Raw records -
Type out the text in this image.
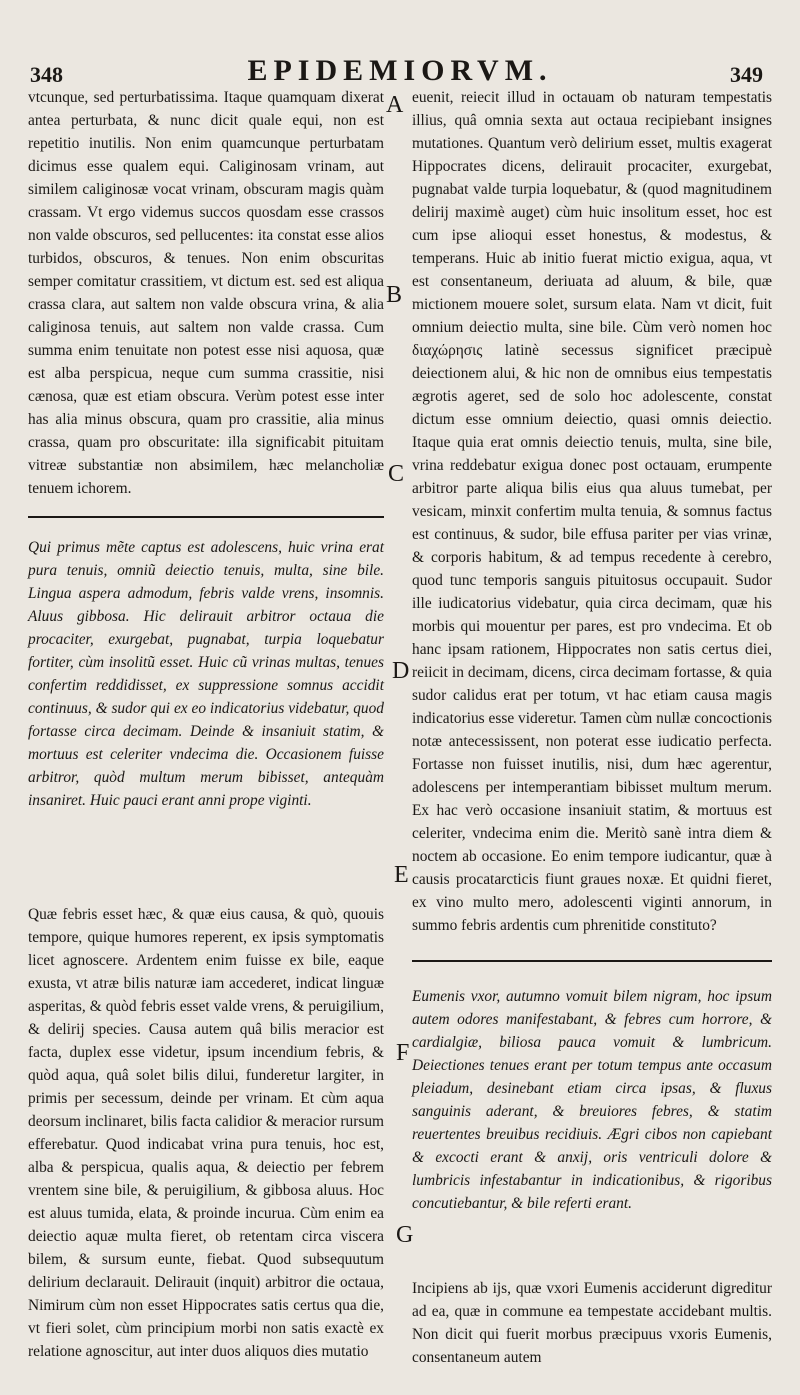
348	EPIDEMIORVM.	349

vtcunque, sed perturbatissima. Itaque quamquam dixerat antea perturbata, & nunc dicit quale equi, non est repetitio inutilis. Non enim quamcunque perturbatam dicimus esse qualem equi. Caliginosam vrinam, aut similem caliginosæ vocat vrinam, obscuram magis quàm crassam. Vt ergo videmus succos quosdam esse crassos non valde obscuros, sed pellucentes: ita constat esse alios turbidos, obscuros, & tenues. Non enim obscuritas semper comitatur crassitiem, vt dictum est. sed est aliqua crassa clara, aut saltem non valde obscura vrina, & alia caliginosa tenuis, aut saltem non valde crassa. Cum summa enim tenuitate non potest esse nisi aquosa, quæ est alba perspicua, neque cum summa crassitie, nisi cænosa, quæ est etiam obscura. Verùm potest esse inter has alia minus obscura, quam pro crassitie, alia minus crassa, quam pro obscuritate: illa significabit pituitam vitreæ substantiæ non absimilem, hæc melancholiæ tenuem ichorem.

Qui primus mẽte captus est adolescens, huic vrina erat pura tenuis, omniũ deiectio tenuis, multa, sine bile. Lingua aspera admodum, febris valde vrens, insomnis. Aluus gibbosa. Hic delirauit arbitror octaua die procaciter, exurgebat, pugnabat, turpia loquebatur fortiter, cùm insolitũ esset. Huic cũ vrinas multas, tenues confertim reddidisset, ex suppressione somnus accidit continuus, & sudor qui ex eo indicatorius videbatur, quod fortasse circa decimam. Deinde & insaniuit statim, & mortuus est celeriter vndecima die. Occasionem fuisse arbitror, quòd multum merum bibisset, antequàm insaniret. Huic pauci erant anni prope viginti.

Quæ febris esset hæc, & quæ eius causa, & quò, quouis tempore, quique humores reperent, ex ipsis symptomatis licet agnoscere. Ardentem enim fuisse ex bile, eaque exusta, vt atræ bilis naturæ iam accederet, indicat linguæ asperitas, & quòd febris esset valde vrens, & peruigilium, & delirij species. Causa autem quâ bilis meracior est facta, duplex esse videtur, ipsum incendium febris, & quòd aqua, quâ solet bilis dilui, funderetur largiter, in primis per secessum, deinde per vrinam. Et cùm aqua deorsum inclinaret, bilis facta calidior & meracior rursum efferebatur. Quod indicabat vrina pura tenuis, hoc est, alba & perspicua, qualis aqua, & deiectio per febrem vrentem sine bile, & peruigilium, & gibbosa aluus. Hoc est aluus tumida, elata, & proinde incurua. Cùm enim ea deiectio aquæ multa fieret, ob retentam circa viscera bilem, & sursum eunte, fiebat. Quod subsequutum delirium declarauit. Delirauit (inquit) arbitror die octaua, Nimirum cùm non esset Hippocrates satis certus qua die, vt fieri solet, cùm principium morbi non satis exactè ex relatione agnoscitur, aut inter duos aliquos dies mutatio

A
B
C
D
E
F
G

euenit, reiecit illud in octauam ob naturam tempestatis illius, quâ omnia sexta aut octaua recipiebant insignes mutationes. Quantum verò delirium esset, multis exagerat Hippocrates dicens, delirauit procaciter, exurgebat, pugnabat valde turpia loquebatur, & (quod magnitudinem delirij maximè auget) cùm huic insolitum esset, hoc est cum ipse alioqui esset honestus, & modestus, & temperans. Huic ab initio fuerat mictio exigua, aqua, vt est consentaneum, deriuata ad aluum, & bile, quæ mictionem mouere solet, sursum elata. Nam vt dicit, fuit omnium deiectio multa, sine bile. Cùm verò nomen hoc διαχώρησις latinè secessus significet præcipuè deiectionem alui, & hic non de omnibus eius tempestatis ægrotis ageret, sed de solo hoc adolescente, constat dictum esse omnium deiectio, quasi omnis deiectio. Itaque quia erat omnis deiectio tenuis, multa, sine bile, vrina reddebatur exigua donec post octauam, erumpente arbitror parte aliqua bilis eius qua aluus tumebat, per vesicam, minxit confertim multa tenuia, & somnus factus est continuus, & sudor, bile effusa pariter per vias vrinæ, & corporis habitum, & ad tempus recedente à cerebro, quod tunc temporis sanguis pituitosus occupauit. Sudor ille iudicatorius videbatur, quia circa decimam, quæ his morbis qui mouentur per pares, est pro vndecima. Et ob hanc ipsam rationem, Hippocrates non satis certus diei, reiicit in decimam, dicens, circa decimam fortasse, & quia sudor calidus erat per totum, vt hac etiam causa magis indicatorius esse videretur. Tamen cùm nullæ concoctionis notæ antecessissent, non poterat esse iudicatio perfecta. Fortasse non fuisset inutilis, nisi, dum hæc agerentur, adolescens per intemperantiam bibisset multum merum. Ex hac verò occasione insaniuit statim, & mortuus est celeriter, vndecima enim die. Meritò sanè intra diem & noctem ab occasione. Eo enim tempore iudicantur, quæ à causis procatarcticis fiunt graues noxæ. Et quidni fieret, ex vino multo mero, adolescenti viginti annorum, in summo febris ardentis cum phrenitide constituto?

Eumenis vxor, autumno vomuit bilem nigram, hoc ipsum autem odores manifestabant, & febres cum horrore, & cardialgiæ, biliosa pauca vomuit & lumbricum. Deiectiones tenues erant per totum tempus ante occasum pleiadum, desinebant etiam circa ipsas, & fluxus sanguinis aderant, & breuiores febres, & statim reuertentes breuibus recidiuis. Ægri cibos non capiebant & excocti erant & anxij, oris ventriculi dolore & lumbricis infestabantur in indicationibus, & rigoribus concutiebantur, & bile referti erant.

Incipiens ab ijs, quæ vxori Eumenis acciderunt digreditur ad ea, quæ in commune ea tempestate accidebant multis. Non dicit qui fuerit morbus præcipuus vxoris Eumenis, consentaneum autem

The task -
Copy the records above exactly, omitting every picture.

Exercise result -
Type out the text in this image.
348	EPIDEMIORVM.	349

vtcunque, sed perturbatissima. Itaque quamquam dixerat antea perturbata, & nunc dicit quale equi, non est repetitio inutilis. Non enim quamcunque perturbatam dicimus esse qualem equi. Caliginosam vrinam, aut similem caliginosæ vocat vrinam, obscuram magis quàm crassam. Vt ergo videmus succos quosdam esse crassos non valde obscuros, sed pellucentes: ita constat esse alios turbidos, obscuros, & tenues. Non enim obscuritas semper comitatur crassitiem, vt dictum est. sed est aliqua crassa clara, aut saltem non valde obscura vrina, & alia caliginosa tenuis, aut saltem non valde crassa. Cum summa enim tenuitate non potest esse nisi aquosa, quæ est alba perspicua, neque cum summa crassitie, nisi cænosa, quæ est etiam obscura. Verùm potest esse inter has alia minus obscura, quam pro crassitie, alia minus crassa, quam pro obscuritate: illa significabit pituitam vitreæ substantiæ non absimilem, hæc melancholiæ tenuem ichorem.

Qui primus mẽte captus est adolescens, huic vrina erat pura tenuis, omniũ deiectio tenuis, multa, sine bile. Lingua aspera admodum, febris valde vrens, insomnis. Aluus gibbosa. Hic delirauit arbitror octaua die procaciter, exurgebat, pugnabat, turpia loquebatur fortiter, cùm insolitũ esset. Huic cũ vrinas multas, tenues confertim reddidisset, ex suppressione somnus accidit continuus, & sudor qui ex eo indicatorius videbatur, quod fortasse circa decimam. Deinde & insaniuit statim, & mortuus est celeriter vndecima die. Occasionem fuisse arbitror, quòd multum merum bibisset, antequàm insaniret. Huic pauci erant anni prope viginti.

Quæ febris esset hæc, & quæ eius causa, & quò, quouis tempore, quique humores reperent, ex ipsis symptomatis licet agnoscere. Ardentem enim fuisse ex bile, eaque exusta, vt atræ bilis naturæ iam accederet, indicat linguæ asperitas, & quòd febris esset valde vrens, & peruigilium, & delirij species. Causa autem quâ bilis meracior est facta, duplex esse videtur, ipsum incendium febris, & quòd aqua, quâ solet bilis dilui, funderetur largiter, in primis per secessum, deinde per vrinam. Et cùm aqua deorsum inclinaret, bilis facta calidior & meracior rursum efferebatur. Quod indicabat vrina pura tenuis, hoc est, alba & perspicua, qualis aqua, & deiectio per febrem vrentem sine bile, & peruigilium, & gibbosa aluus. Hoc est aluus tumida, elata, & proinde incurua. Cùm enim ea deiectio aquæ multa fieret, ob retentam circa viscera bilem, & sursum eunte, fiebat. Quod subsequutum delirium declarauit. Delirauit (inquit) arbitror die octaua, Nimirum cùm non esset Hippocrates satis certus qua die, vt fieri solet, cùm principium morbi non satis exactè ex relatione agnoscitur, aut inter duos aliquos dies mutatio

A
B
C
D
E
F
G

euenit, reiecit illud in octauam ob naturam tempestatis illius, quâ omnia sexta aut octaua recipiebant insignes mutationes. Quantum verò delirium esset, multis exagerat Hippocrates dicens, delirauit procaciter, exurgebat, pugnabat valde turpia loquebatur, & (quod magnitudinem delirij maximè auget) cùm huic insolitum esset, hoc est cum ipse alioqui esset honestus, & modestus, & temperans. Huic ab initio fuerat mictio exigua, aqua, vt est consentaneum, deriuata ad aluum, & bile, quæ mictionem mouere solet, sursum elata. Nam vt dicit, fuit omnium deiectio multa, sine bile. Cùm verò nomen hoc διαχώρησις latinè secessus significet præcipuè deiectionem alui, & hic non de omnibus eius tempestatis ægrotis ageret, sed de solo hoc adolescente, constat dictum esse omnium deiectio, quasi omnis deiectio. Itaque quia erat omnis deiectio tenuis, multa, sine bile, vrina reddebatur exigua donec post octauam, erumpente arbitror parte aliqua bilis eius qua aluus tumebat, per vesicam, minxit confertim multa tenuia, & somnus factus est continuus, & sudor, bile effusa pariter per vias vrinæ, & corporis habitum, & ad tempus recedente à cerebro, quod tunc temporis sanguis pituitosus occupauit. Sudor ille iudicatorius videbatur, quia circa decimam, quæ his morbis qui mouentur per pares, est pro vndecima. Et ob hanc ipsam rationem, Hippocrates non satis certus diei, reiicit in decimam, dicens, circa decimam fortasse, & quia sudor calidus erat per totum, vt hac etiam causa magis indicatorius esse videretur. Tamen cùm nullæ concoctionis notæ antecessissent, non poterat esse iudicatio perfecta. Fortasse non fuisset inutilis, nisi, dum hæc agerentur, adolescens per intemperantiam bibisset multum merum. Ex hac verò occasione insaniuit statim, & mortuus est celeriter, vndecima enim die. Meritò sanè intra diem & noctem ab occasione. Eo enim tempore iudicantur, quæ à causis procatarcticis fiunt graues noxæ. Et quidni fieret, ex vino multo mero, adolescenti viginti annorum, in summo febris ardentis cum phrenitide constituto?

Eumenis vxor, autumno vomuit bilem nigram, hoc ipsum autem odores manifestabant, & febres cum horrore, & cardialgiæ, biliosa pauca vomuit & lumbricum. Deiectiones tenues erant per totum tempus ante occasum pleiadum, desinebant etiam circa ipsas, & fluxus sanguinis aderant, & breuiores febres, & statim reuertentes breuibus recidiuis. Ægri cibos non capiebant & excocti erant & anxij, oris ventriculi dolore & lumbricis infestabantur in indicationibus, & rigoribus concutiebantur, & bile referti erant.

Incipiens ab ijs, quæ vxori Eumenis acciderunt digreditur ad ea, quæ in commune ea tempestate accidebant multis. Non dicit qui fuerit morbus præcipuus vxoris Eumenis, consentaneum autem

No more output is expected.